[Begin]

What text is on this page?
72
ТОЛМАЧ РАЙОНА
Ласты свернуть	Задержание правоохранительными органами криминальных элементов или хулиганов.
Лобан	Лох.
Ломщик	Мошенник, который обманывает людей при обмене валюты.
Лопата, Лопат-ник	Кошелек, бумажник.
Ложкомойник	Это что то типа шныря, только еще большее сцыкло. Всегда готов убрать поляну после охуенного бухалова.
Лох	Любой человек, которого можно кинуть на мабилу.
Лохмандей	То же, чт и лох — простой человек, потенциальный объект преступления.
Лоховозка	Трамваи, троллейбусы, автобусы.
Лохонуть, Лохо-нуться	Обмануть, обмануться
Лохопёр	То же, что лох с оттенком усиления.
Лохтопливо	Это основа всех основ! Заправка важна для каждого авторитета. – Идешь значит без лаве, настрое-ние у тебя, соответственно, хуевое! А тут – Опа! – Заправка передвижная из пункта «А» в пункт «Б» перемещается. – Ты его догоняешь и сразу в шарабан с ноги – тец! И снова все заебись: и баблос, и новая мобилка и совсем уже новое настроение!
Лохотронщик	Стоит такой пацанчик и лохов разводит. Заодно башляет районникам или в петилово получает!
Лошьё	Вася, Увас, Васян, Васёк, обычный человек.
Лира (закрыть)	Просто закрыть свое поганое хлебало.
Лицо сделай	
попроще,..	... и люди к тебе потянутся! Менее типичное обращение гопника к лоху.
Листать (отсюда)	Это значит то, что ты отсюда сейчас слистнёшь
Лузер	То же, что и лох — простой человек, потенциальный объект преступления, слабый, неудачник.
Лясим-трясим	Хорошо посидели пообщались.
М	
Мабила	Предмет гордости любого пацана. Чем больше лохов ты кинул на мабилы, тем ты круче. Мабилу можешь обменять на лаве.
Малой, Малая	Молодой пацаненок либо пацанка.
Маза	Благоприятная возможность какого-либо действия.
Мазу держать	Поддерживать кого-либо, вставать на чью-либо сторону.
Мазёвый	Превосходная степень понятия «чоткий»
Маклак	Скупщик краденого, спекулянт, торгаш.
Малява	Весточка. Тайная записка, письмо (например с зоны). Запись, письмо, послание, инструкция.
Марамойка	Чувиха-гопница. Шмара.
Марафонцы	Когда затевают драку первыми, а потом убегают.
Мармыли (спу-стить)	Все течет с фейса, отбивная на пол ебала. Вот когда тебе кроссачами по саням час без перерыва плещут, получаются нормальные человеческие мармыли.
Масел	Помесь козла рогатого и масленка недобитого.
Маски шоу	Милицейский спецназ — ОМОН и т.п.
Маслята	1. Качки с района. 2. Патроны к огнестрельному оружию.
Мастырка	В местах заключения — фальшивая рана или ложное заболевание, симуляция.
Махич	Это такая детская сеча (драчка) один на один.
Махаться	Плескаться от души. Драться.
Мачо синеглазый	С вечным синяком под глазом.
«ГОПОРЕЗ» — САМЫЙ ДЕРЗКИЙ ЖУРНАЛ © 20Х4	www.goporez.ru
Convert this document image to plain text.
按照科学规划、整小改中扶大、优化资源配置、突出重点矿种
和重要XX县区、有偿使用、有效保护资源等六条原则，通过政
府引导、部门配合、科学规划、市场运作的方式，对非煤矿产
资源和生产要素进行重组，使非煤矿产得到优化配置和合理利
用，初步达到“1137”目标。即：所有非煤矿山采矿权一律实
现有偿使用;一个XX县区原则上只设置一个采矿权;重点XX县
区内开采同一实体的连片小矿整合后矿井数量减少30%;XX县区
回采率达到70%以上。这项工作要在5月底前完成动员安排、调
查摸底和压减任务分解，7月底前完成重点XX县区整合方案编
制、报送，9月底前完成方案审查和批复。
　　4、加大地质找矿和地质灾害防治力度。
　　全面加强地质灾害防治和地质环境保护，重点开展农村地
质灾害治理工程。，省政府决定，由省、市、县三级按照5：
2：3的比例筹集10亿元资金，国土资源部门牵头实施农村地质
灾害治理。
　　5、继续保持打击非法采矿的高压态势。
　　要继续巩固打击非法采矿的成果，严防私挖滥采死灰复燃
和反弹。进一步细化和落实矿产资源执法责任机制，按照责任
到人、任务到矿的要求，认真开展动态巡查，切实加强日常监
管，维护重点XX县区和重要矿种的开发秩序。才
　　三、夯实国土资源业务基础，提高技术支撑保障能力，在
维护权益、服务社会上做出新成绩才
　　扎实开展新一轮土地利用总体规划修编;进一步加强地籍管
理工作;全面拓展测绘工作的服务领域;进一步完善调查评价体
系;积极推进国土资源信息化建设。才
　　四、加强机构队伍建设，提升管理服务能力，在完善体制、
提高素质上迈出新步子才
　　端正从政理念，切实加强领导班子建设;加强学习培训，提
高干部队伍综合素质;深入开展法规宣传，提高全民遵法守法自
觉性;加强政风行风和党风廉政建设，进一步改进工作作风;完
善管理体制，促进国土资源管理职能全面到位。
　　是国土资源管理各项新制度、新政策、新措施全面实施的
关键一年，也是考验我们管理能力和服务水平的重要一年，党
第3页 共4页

[End]

* _REQUIRED WORK_:
Leave out every line without the string "тебе" and copy the rest.

* _THE REPLY_:
попроще,..	... и люди к тебе потянутся! Менее типичное обращение гопника к лоху.
Мармыли (спу-стить)	Все течет с фейса, отбивная на пол ебала. Вот когда тебе кроссачами по саням час без перерыва плещут, получаются нормальные человеческие мармыли.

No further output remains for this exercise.